[WHAT TO WORK ON]
Output all of the data below exactly as given.

[STORED RECORDS]
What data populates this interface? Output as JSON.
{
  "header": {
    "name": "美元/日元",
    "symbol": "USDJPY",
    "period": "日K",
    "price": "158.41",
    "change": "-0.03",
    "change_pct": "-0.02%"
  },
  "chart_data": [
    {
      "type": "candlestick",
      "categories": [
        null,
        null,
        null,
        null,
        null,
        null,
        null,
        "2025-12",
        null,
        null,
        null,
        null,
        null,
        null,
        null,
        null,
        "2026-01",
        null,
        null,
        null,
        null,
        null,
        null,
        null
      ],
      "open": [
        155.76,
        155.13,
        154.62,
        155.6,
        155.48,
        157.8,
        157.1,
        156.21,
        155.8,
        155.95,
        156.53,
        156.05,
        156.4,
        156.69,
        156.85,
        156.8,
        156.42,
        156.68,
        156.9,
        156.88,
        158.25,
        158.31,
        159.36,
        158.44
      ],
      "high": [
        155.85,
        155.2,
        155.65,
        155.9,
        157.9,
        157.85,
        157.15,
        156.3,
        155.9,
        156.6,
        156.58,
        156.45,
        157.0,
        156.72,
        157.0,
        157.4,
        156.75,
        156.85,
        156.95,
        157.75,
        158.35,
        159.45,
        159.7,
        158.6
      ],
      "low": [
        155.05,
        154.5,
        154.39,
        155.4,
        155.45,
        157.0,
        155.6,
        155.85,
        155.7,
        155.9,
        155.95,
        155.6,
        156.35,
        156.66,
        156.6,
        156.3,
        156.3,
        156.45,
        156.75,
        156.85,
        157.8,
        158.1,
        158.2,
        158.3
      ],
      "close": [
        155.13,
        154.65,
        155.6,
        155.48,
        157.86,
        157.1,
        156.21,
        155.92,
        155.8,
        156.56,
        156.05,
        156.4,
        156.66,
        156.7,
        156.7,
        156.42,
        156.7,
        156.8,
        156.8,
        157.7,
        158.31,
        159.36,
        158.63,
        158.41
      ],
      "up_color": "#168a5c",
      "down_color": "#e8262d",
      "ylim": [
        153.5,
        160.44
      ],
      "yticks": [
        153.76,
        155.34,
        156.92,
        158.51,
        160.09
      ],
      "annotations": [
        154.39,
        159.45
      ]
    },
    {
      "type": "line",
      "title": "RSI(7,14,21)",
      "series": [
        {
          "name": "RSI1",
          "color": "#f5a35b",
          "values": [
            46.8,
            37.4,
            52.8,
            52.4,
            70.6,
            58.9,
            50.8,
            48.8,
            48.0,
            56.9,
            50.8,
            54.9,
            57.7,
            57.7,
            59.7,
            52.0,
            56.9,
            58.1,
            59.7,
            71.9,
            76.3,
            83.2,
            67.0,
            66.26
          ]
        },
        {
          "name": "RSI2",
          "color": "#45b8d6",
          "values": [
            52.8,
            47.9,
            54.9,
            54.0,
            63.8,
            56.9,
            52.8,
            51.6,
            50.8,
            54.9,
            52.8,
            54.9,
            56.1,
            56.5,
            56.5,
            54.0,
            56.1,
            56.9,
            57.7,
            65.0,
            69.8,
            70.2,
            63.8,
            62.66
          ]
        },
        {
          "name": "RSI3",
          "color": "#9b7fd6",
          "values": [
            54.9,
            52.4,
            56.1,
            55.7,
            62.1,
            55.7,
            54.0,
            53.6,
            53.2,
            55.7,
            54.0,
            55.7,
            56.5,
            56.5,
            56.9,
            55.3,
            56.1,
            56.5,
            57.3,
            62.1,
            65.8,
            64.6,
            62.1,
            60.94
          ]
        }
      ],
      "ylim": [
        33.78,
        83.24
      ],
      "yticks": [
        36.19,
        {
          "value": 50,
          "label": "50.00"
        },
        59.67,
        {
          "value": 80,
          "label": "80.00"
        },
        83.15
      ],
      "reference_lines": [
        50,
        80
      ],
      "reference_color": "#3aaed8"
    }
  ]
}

[SOLUTION BELOW]
What data populates this interface? Output as JSON.
{
  "header": {
    "name": "美元/日元",
    "symbol": "USDJPY",
    "period": "日K",
    "price": "158.41",
    "change": "-0.03",
    "change_pct": "-0.02%"
  },
  "chart_data": [
    {
      "type": "candlestick",
      "categories": [
        null,
        null,
        null,
        null,
        null,
        null,
        null,
        "2025-12",
        null,
        null,
        null,
        null,
        null,
        null,
        null,
        null,
        "2026-01",
        null,
        null,
        null,
        null,
        null,
        null,
        null
      ],
      "open": [
        155.76,
        155.13,
        154.62,
        155.6,
        155.48,
        157.8,
        157.1,
        156.21,
        155.8,
        155.95,
        156.53,
        156.05,
        156.4,
        156.69,
        156.85,
        156.8,
        156.42,
        156.68,
        156.9,
        156.88,
        158.25,
        158.31,
        159.36,
        158.44
      ],
      "high": [
        155.85,
        155.2,
        155.65,
        155.9,
        157.9,
        157.85,
        157.15,
        156.3,
        155.9,
        156.6,
        156.58,
        156.45,
        157.0,
        156.72,
        157.0,
        157.4,
        156.75,
        156.85,
        156.95,
        157.75,
        158.35,
        159.45,
        159.7,
        158.6
      ],
      "low": [
        155.05,
        154.5,
        154.39,
        155.4,
        155.45,
        157.0,
        155.6,
        155.85,
        155.7,
        155.9,
        155.95,
        155.6,
        156.35,
        156.66,
        156.6,
        156.3,
        156.3,
        156.45,
        156.75,
        156.85,
        157.8,
        158.1,
        158.2,
        158.3
      ],
      "close": [
        155.13,
        154.65,
        155.6,
        155.48,
        157.86,
        157.1,
        156.21,
        155.92,
        155.8,
        156.56,
        156.05,
        156.4,
        156.66,
        156.7,
        156.7,
        156.42,
        156.7,
        156.8,
        156.8,
        157.7,
        158.31,
        159.36,
        158.63,
        158.41
      ],
      "up_color": "#168a5c",
      "down_color": "#e8262d",
      "ylim": [
        153.5,
        160.44
      ],
      "yticks": [
        153.76,
        155.34,
        156.92,
        158.51,
        160.09
      ],
      "annotations": [
        154.39,
        159.45
      ]
    },
    {
      "type": "line",
      "title": "RSI(7,14,21)",
      "series": [
        {
          "name": "RSI1",
          "color": "#f5a35b",
          "values": [
            46.8,
            37.4,
            52.8,
            52.4,
            70.6,
            58.9,
            50.8,
            48.8,
            48.0,
            56.9,
            50.8,
            54.9,
            57.7,
            57.7,
            59.7,
            52.0,
            56.9,
            58.1,
            59.7,
            71.9,
            76.3,
            83.2,
            67.0,
            66.26
          ]
        },
        {
          "name": "RSI2",
          "color": "#45b8d6",
          "values": [
            52.8,
            47.9,
            54.9,
            54.0,
            63.8,
            56.9,
            52.8,
            51.6,
            50.8,
            54.9,
            52.8,
            54.9,
            56.1,
            56.5,
            56.5,
            54.0,
            56.1,
            56.9,
            57.7,
            65.0,
            69.8,
            70.2,
            63.8,
            62.66
          ]
        },
        {
          "name": "RSI3",
          "color": "#9b7fd6",
          "values": [
            54.9,
            52.4,
            56.1,
            55.7,
            62.1,
            55.7,
            54.0,
            53.6,
            53.2,
            55.7,
            54.0,
            55.7,
            56.5,
            56.5,
            56.9,
            55.3,
            56.1,
            56.5,
            57.3,
            62.1,
            65.8,
            64.6,
            62.1,
            60.94
          ]
        }
      ],
      "ylim": [
        33.78,
        83.24
      ],
      "yticks": [
        36.19,
        {
          "value": 50,
          "label": "50.00"
        },
        59.67,
        {
          "value": 80,
          "label": "80.00"
        },
        83.15
      ],
      "reference_lines": [
        50,
        80
      ],
      "reference_color": "#3aaed8"
    }
  ]
}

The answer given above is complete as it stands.